_RECORDS:_
-*-*-

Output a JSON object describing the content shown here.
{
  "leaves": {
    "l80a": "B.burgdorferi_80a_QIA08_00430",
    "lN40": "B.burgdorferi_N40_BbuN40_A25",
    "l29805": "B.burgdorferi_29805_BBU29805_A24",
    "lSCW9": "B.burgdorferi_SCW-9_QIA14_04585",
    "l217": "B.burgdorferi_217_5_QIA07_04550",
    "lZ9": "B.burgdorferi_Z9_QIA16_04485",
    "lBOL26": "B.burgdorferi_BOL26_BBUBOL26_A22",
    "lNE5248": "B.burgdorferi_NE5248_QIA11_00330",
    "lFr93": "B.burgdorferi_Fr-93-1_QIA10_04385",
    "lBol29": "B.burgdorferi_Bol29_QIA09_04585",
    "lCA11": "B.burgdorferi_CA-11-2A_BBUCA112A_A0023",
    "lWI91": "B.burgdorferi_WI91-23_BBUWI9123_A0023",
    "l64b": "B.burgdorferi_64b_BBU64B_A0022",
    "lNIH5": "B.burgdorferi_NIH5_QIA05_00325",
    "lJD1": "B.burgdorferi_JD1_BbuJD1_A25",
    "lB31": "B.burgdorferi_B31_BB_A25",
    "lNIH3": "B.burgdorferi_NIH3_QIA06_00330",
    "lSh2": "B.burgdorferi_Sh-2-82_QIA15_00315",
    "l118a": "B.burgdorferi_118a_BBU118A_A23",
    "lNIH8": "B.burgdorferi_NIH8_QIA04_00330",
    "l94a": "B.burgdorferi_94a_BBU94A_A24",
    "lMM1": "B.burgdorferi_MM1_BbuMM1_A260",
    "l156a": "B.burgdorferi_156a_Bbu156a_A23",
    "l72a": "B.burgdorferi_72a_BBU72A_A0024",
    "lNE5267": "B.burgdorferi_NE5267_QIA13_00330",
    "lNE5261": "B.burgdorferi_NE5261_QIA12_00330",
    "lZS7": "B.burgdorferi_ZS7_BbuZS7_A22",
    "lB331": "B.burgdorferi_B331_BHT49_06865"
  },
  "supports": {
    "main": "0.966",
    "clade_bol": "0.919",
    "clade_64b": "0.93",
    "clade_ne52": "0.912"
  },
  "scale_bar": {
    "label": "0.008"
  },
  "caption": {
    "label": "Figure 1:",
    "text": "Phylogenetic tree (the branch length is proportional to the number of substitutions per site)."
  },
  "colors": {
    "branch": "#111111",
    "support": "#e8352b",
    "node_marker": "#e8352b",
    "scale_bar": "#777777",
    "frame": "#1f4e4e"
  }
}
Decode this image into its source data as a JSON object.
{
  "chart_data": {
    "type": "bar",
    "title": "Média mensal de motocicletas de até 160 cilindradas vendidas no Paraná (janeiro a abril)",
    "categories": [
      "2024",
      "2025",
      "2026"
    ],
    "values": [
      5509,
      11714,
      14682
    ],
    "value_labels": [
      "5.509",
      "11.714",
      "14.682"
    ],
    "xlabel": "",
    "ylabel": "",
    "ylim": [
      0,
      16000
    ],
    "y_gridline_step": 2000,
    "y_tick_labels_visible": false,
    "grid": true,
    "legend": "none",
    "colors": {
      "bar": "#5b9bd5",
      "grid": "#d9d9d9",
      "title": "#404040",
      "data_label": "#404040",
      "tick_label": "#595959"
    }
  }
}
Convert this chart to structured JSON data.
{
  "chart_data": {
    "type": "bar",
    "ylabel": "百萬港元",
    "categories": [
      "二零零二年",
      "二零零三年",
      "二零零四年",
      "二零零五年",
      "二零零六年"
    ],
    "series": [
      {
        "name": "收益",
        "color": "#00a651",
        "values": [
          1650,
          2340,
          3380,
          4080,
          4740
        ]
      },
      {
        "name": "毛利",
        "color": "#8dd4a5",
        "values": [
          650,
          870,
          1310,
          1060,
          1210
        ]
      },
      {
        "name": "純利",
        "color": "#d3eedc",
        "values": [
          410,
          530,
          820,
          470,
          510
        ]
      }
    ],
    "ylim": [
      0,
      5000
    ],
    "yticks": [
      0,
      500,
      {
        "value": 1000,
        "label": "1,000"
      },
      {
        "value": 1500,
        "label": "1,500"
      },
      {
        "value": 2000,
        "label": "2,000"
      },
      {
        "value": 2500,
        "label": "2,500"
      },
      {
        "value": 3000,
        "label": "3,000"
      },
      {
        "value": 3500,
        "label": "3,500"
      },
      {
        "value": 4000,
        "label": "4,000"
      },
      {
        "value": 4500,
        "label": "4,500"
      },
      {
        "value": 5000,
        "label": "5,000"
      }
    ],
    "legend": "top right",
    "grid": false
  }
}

-*-*-

_TASK PROMPT:_
In the listing above, locate each line with "JSON" and copy it.

_COMPLETE ANSWER:_
Output a JSON object describing the content shown here.
Decode this image into its source data as a JSON object.
Convert this chart to structured JSON data.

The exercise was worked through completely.